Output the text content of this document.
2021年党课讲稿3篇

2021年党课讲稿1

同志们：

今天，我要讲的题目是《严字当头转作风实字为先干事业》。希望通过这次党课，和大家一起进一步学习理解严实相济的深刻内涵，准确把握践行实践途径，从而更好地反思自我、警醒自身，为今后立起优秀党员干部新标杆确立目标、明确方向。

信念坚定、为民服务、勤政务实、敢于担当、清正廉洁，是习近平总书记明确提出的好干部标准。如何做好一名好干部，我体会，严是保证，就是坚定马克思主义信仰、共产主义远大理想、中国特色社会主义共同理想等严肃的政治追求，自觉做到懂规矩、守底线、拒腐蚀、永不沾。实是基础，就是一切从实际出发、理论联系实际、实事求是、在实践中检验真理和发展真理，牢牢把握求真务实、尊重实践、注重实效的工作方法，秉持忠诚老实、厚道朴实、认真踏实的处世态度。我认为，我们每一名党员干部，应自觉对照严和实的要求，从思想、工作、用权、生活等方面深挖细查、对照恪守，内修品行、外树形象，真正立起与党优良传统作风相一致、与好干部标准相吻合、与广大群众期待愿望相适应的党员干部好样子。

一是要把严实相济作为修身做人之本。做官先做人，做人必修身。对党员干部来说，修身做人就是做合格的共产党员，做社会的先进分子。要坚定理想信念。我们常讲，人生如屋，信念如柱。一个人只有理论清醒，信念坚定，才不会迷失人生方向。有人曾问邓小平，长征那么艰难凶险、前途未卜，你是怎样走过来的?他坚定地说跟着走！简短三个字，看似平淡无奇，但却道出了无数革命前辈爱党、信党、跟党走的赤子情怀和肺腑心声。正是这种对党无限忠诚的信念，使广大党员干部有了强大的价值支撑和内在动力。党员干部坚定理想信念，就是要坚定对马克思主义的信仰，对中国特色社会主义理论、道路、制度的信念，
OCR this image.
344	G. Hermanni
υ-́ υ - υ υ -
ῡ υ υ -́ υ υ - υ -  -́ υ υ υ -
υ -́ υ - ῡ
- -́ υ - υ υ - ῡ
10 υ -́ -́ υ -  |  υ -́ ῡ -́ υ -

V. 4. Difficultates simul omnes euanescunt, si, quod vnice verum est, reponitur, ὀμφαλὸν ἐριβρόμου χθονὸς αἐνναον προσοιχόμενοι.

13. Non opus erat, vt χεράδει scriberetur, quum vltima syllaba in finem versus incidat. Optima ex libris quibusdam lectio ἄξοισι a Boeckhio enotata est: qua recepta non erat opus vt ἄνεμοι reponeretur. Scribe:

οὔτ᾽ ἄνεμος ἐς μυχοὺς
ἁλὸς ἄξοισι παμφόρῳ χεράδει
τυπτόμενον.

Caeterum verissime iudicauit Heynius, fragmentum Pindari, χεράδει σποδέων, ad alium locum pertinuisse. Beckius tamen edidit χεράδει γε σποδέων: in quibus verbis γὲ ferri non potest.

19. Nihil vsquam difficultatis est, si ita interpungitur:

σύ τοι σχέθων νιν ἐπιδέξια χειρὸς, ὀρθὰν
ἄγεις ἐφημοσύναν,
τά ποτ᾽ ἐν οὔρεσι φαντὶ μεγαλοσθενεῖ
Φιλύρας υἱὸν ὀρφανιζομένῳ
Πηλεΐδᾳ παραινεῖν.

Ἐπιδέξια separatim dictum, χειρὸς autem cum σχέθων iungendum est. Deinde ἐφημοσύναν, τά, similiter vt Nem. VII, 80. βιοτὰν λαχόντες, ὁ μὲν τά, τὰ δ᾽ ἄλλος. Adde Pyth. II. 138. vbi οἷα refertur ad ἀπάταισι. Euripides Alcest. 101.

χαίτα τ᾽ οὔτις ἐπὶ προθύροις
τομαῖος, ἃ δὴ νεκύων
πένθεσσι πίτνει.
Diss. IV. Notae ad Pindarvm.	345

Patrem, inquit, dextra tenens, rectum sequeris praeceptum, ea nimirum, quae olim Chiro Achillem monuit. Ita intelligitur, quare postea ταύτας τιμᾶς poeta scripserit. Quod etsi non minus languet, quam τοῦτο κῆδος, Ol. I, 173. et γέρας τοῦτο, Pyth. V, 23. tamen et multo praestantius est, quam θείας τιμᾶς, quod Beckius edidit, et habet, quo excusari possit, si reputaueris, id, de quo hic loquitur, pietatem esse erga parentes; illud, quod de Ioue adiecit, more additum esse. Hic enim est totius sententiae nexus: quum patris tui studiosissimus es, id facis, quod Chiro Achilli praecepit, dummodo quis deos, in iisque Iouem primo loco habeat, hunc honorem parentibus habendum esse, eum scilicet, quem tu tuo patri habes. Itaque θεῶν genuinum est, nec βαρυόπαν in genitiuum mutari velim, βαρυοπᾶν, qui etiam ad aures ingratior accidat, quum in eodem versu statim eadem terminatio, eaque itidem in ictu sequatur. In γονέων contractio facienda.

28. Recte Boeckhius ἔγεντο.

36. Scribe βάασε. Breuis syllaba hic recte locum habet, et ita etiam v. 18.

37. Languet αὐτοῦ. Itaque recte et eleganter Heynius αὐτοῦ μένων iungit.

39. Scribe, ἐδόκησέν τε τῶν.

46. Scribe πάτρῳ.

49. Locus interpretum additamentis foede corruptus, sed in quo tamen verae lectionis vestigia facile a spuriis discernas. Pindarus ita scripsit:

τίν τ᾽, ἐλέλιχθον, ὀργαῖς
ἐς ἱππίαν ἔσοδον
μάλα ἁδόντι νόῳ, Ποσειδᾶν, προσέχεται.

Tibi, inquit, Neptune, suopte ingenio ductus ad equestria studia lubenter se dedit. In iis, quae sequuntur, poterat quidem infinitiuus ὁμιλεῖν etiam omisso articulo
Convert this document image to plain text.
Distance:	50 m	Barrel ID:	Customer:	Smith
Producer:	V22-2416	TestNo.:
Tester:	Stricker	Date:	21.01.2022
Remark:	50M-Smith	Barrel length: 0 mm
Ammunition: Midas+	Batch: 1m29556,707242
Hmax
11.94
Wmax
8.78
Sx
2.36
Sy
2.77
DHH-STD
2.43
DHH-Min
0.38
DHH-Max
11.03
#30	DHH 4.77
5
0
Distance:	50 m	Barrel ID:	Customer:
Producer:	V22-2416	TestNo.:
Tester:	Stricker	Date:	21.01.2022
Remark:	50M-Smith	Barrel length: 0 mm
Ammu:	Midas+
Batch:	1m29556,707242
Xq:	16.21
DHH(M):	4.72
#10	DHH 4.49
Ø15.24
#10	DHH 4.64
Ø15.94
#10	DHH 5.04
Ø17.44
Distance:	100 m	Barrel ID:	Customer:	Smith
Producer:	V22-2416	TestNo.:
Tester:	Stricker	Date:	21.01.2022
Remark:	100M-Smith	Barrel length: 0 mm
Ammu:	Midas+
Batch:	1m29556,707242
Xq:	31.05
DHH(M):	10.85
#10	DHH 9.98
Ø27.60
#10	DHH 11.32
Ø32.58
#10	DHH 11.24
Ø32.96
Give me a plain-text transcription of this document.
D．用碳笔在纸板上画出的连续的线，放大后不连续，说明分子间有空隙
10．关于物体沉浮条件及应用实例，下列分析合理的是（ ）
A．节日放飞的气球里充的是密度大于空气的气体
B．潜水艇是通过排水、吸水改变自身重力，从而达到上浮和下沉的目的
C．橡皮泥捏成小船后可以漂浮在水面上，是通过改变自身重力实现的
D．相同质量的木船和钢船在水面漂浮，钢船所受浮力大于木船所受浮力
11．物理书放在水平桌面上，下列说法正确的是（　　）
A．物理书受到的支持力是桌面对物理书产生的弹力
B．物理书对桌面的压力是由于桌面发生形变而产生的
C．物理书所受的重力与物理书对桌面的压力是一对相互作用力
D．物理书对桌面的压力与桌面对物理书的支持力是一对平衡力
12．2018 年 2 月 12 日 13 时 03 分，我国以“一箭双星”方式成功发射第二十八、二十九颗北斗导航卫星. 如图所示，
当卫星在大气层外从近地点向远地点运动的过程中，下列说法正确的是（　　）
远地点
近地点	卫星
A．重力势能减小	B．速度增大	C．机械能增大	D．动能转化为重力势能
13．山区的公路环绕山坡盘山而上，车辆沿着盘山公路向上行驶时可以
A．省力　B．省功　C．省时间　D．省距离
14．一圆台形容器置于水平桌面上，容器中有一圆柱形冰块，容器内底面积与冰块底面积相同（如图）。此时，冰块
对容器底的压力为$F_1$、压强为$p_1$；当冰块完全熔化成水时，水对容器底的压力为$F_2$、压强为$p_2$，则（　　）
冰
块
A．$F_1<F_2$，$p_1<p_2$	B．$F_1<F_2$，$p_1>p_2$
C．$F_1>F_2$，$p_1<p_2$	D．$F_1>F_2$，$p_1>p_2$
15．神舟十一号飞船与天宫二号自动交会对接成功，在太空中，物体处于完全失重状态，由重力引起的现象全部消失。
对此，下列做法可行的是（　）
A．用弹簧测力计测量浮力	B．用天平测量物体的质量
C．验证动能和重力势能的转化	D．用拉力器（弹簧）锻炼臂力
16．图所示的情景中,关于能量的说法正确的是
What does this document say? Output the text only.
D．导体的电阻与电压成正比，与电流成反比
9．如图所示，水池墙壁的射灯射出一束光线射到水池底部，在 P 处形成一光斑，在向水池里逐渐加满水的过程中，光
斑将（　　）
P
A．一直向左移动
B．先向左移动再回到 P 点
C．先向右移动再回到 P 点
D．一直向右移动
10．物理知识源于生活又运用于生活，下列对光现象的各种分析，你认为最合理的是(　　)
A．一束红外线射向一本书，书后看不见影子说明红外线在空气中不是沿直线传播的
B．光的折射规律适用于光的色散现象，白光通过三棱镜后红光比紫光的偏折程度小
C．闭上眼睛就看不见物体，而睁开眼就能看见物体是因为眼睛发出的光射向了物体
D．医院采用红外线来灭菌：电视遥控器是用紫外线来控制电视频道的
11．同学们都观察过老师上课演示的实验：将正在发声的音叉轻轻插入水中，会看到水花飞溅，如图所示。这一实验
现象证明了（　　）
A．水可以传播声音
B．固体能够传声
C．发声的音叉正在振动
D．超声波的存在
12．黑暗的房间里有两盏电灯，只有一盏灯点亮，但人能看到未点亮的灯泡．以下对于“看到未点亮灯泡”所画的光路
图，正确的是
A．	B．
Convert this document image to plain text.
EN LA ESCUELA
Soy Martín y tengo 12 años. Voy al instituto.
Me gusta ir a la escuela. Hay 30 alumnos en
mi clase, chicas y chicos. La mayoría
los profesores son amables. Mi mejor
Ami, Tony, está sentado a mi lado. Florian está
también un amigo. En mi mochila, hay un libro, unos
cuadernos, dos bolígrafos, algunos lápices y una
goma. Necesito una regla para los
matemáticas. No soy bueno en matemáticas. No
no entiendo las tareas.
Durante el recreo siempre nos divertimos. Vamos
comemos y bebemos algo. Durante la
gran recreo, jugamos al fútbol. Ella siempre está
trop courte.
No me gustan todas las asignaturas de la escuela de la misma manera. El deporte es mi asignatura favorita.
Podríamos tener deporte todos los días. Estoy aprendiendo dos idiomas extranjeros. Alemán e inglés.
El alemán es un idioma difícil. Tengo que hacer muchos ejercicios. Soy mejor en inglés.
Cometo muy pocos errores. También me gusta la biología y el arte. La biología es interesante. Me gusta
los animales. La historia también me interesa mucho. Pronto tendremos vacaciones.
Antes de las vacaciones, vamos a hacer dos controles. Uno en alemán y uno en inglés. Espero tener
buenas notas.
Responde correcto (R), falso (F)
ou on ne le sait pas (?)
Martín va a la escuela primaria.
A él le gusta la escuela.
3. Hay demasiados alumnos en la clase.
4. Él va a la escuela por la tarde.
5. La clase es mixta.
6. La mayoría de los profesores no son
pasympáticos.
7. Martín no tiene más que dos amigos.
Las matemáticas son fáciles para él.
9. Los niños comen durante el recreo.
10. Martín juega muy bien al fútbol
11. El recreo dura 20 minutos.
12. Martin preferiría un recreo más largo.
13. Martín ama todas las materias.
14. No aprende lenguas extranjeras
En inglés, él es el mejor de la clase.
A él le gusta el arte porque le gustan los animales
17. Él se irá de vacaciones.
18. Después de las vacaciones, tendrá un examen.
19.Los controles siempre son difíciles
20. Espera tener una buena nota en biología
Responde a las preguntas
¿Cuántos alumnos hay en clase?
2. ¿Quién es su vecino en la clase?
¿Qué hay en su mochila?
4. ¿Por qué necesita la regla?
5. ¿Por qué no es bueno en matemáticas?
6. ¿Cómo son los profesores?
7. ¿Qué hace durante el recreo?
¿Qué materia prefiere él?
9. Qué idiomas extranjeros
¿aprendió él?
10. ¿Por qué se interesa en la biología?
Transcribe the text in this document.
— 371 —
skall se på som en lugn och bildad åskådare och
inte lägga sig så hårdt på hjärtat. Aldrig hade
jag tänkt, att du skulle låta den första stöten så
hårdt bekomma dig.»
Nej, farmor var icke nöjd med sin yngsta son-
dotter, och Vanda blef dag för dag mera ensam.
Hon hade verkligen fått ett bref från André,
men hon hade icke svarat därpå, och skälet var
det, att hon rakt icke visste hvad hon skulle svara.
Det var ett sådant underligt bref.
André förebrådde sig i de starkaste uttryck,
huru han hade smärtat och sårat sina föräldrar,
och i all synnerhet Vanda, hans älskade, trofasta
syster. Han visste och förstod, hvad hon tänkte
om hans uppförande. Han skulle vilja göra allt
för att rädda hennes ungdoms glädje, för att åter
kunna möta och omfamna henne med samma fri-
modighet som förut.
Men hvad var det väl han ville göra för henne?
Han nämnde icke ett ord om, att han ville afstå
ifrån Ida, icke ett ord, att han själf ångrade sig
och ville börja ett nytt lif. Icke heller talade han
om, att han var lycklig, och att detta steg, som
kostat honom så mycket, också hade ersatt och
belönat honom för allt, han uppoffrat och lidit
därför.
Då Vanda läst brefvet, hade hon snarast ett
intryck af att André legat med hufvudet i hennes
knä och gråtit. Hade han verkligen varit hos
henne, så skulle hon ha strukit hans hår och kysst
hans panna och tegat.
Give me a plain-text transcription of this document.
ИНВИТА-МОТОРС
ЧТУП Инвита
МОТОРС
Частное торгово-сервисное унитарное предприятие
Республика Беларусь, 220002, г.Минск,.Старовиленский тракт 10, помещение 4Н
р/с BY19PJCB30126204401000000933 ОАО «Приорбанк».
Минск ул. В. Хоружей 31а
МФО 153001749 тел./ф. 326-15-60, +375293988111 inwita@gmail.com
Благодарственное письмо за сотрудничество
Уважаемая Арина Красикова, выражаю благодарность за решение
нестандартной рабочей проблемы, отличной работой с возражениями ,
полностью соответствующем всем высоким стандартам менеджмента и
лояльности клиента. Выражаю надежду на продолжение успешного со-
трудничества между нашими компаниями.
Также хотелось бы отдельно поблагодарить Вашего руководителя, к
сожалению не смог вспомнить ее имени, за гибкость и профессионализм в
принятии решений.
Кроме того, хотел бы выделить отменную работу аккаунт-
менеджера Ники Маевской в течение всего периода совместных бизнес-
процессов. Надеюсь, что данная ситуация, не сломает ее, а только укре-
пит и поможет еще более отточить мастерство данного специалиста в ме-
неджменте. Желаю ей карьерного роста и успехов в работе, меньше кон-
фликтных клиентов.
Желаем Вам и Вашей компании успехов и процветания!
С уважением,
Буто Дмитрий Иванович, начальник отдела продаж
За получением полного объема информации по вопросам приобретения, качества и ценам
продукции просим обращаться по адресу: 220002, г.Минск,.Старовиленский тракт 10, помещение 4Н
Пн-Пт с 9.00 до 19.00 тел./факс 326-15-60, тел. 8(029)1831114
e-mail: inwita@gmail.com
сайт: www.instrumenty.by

◆ ◆ ◆ ◆

Exercise
Which lines above contain the word "inwita"? Copy each of them.

Answer to this problem
МФО 153001749 тел./ф. 326-15-60, +375293988111 inwita@gmail.com
e-mail: inwita@gmail.com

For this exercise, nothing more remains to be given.